Written exercise: In the entries below, how many lines hold the string "document"? Give only the number.
☆ ☆ ☆ ☆ ☆ ☆ ☆
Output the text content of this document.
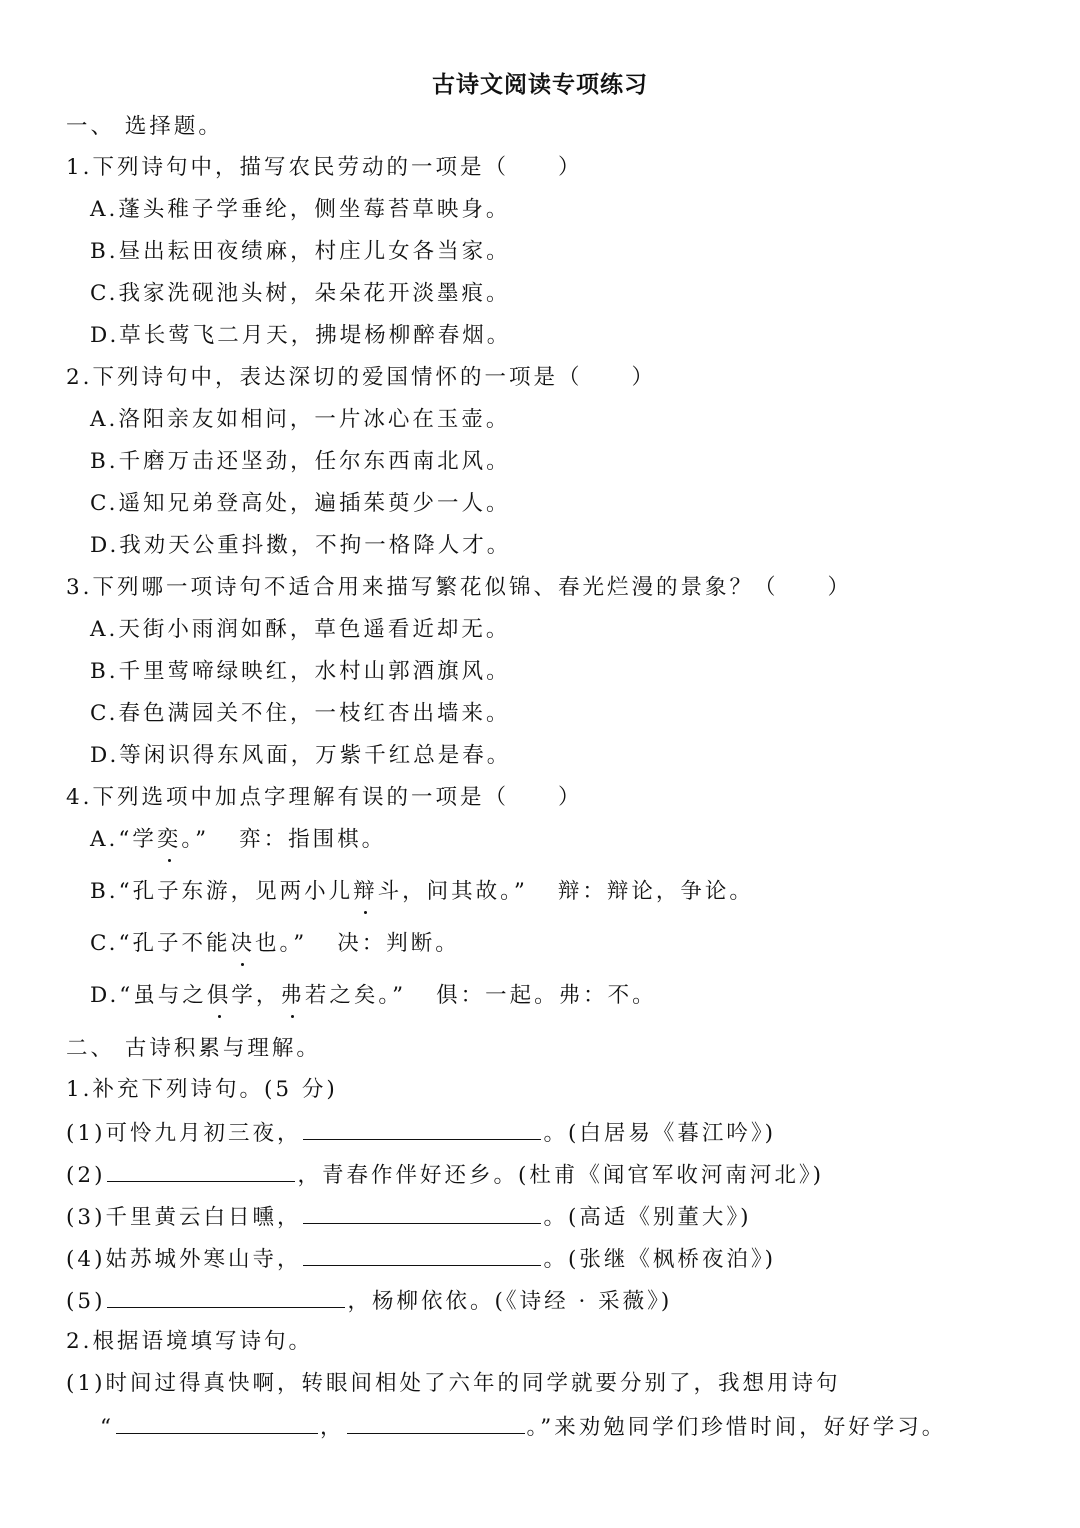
古诗文阅读专项练习
一、 选择题。
1.下列诗句中，描写农民劳动的一项是（　　）
A.蓬头稚子学垂纶，侧坐莓苔草映身。
B.昼出耘田夜绩麻，村庄儿女各当家。
C.我家洗砚池头树，朵朵花开淡墨痕。
D.草长莺飞二月天，拂堤杨柳醉春烟。
2.下列诗句中，表达深切的爱国情怀的一项是（　　）
A.洛阳亲友如相问，一片冰心在玉壶。
B.千磨万击还坚劲，任尔东西南北风。
C.遥知兄弟登高处，遍插茱萸少一人。
D.我劝天公重抖擞，不拘一格降人才。
3.下列哪一项诗句不适合用来描写繁花似锦、春光烂漫的景象？（　　）
A.天街小雨润如酥，草色遥看近却无。
B.千里莺啼绿映红，水村山郭酒旗风。
C.春色满园关不住，一枝红杏出墙来。
D.等闲识得东风面，万紫千红总是春。
4.下列选项中加点字理解有误的一项是（　　）
A.“学奕。” 弈：指围棋。
B.“孔子东游，见两小儿辩斗，问其故。” 辩：辩论，争论。
C.“孔子不能决也。” 决：判断。
D.“虽与之俱学，弗若之矣。” 俱：一起。弗：不。
二、 古诗积累与理解。
1.补充下列诗句。(5 分)
(1)可怜九月初三夜，	。(白居易《暮江吟》)
(2)	，青春作伴好还乡。(杜甫《闻官军收河南河北》)
(3)千里黄云白日曛，	。(高适《别董大》)
(4)姑苏城外寒山寺，	。(张继《枫桥夜泊》)
(5)	，杨柳依依。(《诗经 · 采薇》)
2.根据语境填写诗句。
(1)时间过得真快啊，转眼间相处了六年的同学就要分别了，我想用诗句
“	，	。”来劝勉同学们珍惜时间，好好学习。
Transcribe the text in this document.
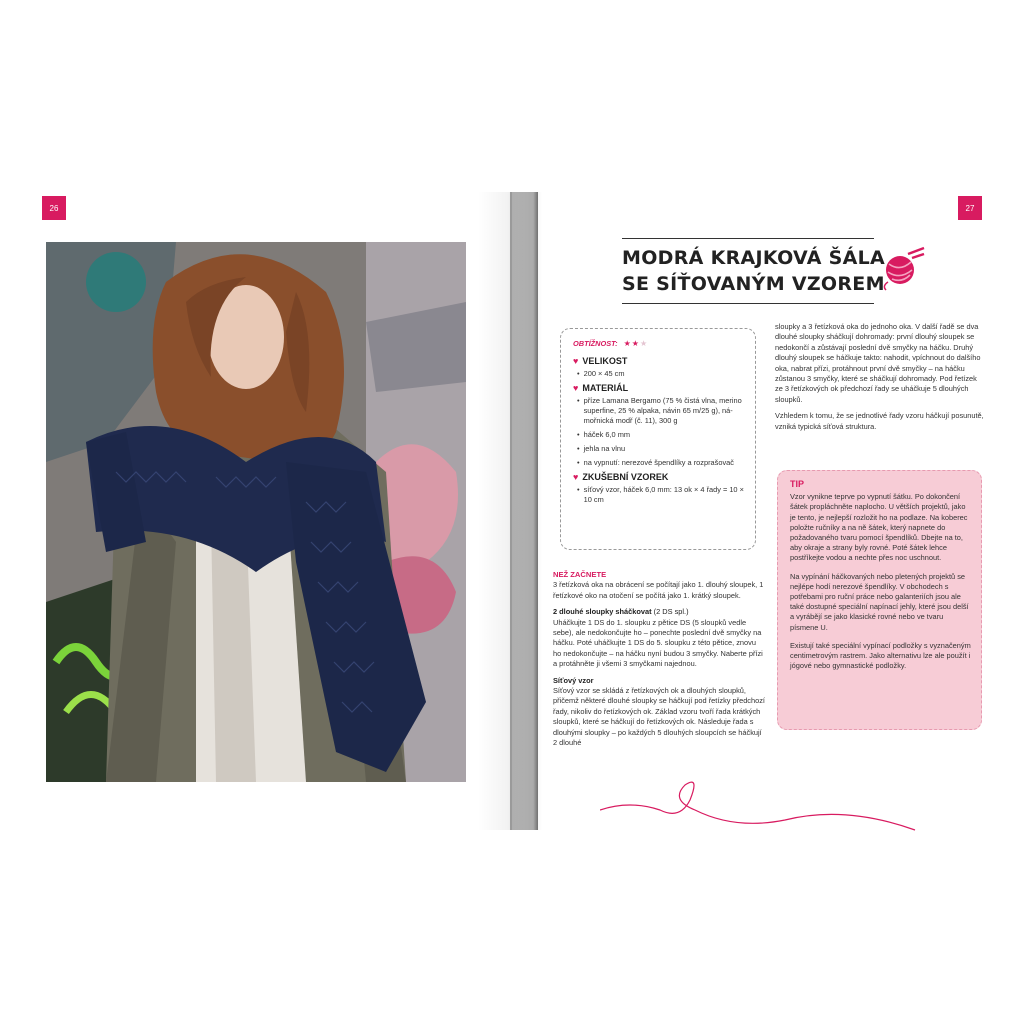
26	27
MODRÁ KRAJKOVÁ ŠÁLA
SE SÍŤOVANÝM VZOREM
OBTÍŽNOST: ★★★
♥ VELIKOST
• 200 × 45 cm
♥ MATERIÁL
• příze Lamana Bergamo (75 % čistá vlna, merino superfine, 25 % alpaka, návin 65 m/25 g), ná-mořnická modř (č. 11), 300 g
• háček 6,0 mm
• jehla na vlnu
• na vypnutí: nerezové špendlíky a rozprašovač
♥ ZKUŠEBNÍ VZOREK
• síťový vzor, háček 6,0 mm: 13 ok × 4 řady = 10 × 10 cm

NEŽ ZAČNETE

3 řetízková oka na obrácení se počítají jako 1. dlouhý sloupek, 1 řetízkové oko na otočení se počítá jako 1. krátký sloupek.

2 dlouhé sloupky sháčkovat (2 DS spl.)

Uháčkujte 1 DS do 1. sloupku z pětice DS (5 sloupků vedle sebe), ale nedokončujte ho – ponechte poslední dvě smyčky na háčku. Poté uháčkujte 1 DS do 5. sloupku z této pětice, znovu ho nedokončujte – na háčku nyní budou 3 smyčky. Naberte přízi a protáhněte ji všemi 3 smyčkami najednou.

Síťový vzor

Síťový vzor se skládá z řetízkových ok a dlouhých sloupků, přičemž některé dlouhé sloupky se háčkují pod řetízky předchozí řady, nikoliv do řetízkových ok. Základ vzoru tvoří řada krátkých sloupků, které se háčkují do řetízkových ok. Následuje řada s dlouhými sloupky – po každých 5 dlouhých sloupcích se háčkují 2 dlouhé

sloupky a 3 řetízková oka do jednoho oka. V další řadě se dva dlouhé sloupky sháčkují dohromady: první dlouhý sloupek se nedokončí a zůstávají poslední dvě smyčky na háčku. Druhý dlouhý sloupek se háčkuje takto: nahodit, vpíchnout do dalšího oka, nabrat přízi, protáhnout první dvě smyčky – na háčku zůstanou 3 smyčky, které se sháčkují dohromady. Pod řetízek ze 3 řetízkových ok předchozí řady se uháčkuje 5 dlouhých sloupků.

Vzhledem k tomu, že se jednotlivé řady vzoru háčkují posunutě, vzniká typická síťová struktura.

TIP

Vzor vynikne teprve po vypnutí šátku. Po dokončení šátek propláchněte naplocho. U větších projektů, jako je tento, je nejlepší rozložit ho na podlaze. Na koberec položte ručníky a na ně šátek, který napnete do požadovaného tvaru pomocí špendlíků. Dbejte na to, aby okraje a strany byly rovné. Poté šátek lehce postříkejte vodou a nechte přes noc uschnout.

Na vypínání háčkovaných nebo pletených projektů se nejlépe hodí nerezové špendlíky. V obchodech s potřebami pro ruční práce nebo galanteriích jsou ale také dostupné speciální napínací jehly, které jsou delší a vyrábějí se jako klasické rovné nebo ve tvaru písmene U.

Existují také speciální vypínací podložky s vyznačeným centimetrovým rastrem. Jako alternativu lze ale použít i jógové nebo gymnastické podložky.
☆ ☆ ☆ ☆ ☆ ☆ ☆
Result for this exercise: 2